_Data shown_
==*==

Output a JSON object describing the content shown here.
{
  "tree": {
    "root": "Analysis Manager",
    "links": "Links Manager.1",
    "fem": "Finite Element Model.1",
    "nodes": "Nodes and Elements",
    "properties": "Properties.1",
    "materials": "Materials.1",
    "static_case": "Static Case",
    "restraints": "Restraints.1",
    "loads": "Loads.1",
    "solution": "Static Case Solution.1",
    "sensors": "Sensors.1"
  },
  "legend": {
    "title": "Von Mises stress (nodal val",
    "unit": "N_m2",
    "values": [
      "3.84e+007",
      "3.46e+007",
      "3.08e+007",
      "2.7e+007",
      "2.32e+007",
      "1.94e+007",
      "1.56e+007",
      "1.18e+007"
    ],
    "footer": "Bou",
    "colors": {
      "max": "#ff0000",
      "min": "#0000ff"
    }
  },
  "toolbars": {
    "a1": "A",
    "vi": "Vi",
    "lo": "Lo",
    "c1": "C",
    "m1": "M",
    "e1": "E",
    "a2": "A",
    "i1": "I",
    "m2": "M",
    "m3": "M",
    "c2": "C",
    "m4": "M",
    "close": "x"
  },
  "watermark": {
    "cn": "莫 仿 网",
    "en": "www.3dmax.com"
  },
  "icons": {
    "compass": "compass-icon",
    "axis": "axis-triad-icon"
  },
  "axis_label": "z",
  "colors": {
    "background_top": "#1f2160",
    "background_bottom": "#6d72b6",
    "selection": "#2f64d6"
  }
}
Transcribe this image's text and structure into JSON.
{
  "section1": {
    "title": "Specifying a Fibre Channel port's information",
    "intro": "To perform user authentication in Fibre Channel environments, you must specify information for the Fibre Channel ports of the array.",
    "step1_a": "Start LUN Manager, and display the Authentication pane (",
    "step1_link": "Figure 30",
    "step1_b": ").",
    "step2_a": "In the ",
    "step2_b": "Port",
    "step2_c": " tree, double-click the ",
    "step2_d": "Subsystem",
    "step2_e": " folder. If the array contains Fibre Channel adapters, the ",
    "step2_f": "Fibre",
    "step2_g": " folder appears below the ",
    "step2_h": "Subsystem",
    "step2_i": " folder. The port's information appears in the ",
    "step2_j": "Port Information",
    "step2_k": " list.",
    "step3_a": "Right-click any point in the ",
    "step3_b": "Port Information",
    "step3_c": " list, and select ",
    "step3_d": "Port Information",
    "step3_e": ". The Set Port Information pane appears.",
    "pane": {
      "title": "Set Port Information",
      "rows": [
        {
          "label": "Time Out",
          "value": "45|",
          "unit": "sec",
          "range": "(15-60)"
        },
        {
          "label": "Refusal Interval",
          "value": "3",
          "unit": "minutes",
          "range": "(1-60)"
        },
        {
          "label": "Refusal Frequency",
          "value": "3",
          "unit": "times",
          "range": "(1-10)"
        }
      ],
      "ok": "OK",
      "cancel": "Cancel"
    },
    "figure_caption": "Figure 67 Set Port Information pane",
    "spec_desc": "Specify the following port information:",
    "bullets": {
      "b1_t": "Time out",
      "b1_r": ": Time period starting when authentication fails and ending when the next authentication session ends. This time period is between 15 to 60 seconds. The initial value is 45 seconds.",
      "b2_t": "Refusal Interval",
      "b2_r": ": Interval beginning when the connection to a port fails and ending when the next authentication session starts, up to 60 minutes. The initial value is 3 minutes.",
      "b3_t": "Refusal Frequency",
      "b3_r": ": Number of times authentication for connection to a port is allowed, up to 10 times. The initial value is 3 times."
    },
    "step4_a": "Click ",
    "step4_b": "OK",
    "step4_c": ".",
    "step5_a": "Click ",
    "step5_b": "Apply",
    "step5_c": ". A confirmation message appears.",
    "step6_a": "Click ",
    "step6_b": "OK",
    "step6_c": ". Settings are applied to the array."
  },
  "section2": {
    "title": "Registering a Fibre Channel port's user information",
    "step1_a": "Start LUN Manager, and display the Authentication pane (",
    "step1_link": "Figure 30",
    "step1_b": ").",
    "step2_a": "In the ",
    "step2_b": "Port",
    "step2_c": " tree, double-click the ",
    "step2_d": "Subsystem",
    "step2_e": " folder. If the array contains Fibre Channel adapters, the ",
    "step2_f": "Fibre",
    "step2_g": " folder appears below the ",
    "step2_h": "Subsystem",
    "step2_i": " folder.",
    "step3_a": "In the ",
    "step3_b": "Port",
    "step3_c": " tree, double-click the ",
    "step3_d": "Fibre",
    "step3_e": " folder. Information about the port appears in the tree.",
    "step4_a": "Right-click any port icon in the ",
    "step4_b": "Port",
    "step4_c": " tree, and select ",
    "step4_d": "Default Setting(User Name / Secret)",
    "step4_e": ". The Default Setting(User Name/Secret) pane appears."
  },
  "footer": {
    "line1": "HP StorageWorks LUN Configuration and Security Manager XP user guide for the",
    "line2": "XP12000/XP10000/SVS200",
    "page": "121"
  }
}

==*==

_Task requirements_
Filter out every line that lacks the word "times", and copy the rest.

_Output of the task_
          "unit": "times",
      "b3_r": ": Number of times authentication for connection to a port is allowed, up to 10 times. The initial value is 3 times."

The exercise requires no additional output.